(Lines of data)

-.-.-

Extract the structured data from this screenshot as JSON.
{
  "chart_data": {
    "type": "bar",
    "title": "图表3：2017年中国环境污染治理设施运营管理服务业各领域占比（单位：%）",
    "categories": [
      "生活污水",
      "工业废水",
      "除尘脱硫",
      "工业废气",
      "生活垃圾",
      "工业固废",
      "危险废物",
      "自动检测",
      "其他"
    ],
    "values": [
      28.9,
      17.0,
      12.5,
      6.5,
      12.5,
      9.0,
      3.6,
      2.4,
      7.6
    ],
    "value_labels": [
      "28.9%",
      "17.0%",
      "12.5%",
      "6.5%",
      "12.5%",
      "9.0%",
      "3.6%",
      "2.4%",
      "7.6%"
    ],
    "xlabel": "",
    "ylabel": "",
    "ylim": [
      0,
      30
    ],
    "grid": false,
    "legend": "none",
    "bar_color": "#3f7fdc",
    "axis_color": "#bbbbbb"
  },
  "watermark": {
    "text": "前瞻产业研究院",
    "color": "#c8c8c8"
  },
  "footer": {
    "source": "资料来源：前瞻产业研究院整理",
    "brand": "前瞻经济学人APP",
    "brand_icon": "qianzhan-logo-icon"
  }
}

-.-.-

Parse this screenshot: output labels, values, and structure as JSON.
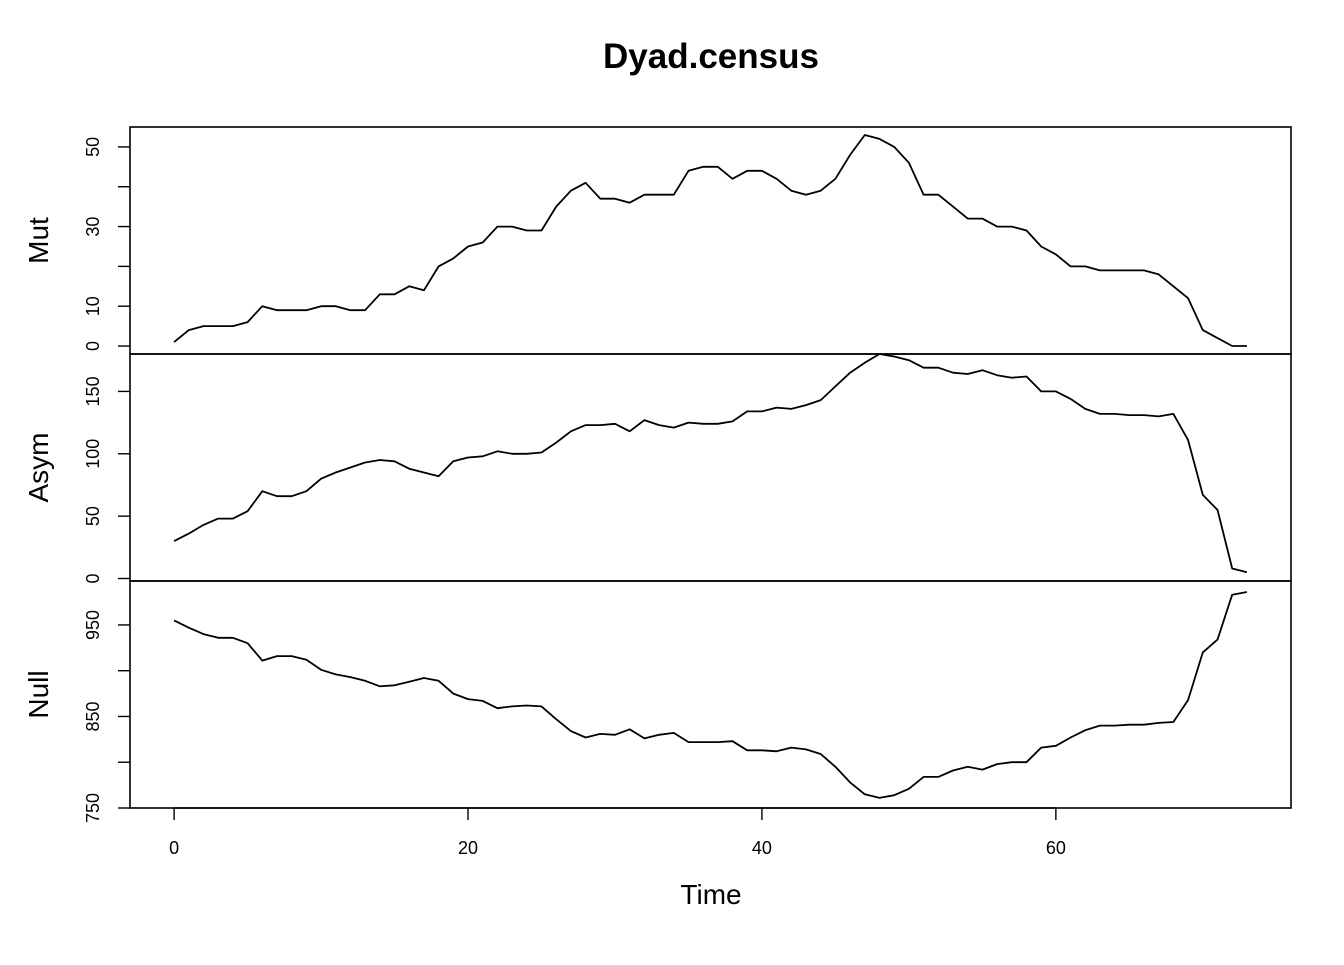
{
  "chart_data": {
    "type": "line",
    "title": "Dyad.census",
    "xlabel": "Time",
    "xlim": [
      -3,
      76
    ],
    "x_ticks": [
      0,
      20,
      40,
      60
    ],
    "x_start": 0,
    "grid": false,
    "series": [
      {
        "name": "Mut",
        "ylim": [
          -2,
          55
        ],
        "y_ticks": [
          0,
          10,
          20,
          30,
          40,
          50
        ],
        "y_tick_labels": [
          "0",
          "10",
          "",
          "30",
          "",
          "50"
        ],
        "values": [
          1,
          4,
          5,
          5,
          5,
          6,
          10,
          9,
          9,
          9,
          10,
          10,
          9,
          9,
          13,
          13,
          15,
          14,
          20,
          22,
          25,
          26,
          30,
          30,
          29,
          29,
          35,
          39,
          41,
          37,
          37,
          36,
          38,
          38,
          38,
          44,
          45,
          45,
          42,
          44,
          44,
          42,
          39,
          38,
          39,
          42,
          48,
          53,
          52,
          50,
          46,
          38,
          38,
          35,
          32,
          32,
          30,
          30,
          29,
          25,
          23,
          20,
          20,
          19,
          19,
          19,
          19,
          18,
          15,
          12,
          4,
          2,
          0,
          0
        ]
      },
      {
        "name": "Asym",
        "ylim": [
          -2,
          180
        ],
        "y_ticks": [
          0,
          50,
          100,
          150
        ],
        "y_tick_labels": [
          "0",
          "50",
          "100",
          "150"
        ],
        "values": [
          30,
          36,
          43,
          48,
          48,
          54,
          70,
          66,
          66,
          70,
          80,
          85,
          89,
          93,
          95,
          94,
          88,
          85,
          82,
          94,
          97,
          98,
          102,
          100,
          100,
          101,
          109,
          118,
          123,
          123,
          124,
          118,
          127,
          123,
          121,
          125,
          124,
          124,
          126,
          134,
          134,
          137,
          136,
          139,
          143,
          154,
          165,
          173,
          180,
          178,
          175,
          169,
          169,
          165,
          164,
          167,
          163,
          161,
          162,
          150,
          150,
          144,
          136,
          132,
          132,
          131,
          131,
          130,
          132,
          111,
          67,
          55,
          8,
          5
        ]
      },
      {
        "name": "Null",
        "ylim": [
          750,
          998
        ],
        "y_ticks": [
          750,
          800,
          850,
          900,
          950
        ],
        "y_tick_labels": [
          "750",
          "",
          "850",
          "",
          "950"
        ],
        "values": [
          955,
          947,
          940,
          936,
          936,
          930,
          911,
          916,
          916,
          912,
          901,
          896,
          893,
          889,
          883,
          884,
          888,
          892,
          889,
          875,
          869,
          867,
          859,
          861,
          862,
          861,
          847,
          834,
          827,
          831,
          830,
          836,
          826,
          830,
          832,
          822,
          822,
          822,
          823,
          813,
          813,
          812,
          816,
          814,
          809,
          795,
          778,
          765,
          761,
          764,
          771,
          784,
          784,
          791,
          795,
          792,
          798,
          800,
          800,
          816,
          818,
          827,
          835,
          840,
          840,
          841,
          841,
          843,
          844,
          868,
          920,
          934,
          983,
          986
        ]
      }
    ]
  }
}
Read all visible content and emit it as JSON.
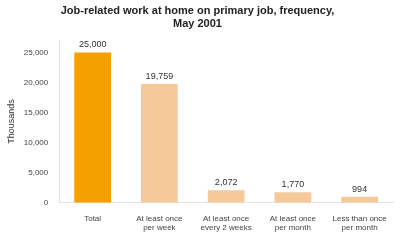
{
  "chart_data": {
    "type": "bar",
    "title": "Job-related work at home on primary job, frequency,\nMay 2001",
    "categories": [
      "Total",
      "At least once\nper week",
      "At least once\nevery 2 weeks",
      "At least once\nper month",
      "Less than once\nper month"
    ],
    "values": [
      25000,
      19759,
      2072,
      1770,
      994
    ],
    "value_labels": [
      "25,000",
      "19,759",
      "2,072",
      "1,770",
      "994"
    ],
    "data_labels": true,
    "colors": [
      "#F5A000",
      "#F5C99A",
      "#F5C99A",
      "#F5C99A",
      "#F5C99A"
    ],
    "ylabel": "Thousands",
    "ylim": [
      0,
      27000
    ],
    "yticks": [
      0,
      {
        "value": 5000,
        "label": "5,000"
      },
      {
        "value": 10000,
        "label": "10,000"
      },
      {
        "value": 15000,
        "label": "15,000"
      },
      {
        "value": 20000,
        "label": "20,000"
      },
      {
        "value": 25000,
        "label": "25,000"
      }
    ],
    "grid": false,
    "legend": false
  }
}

-.-.-

REQUIREMENT: Which lines include "month"? Copy each of them out.

FULL ANSWER:
      "At least once\nper month",
      "Less than once\nper month"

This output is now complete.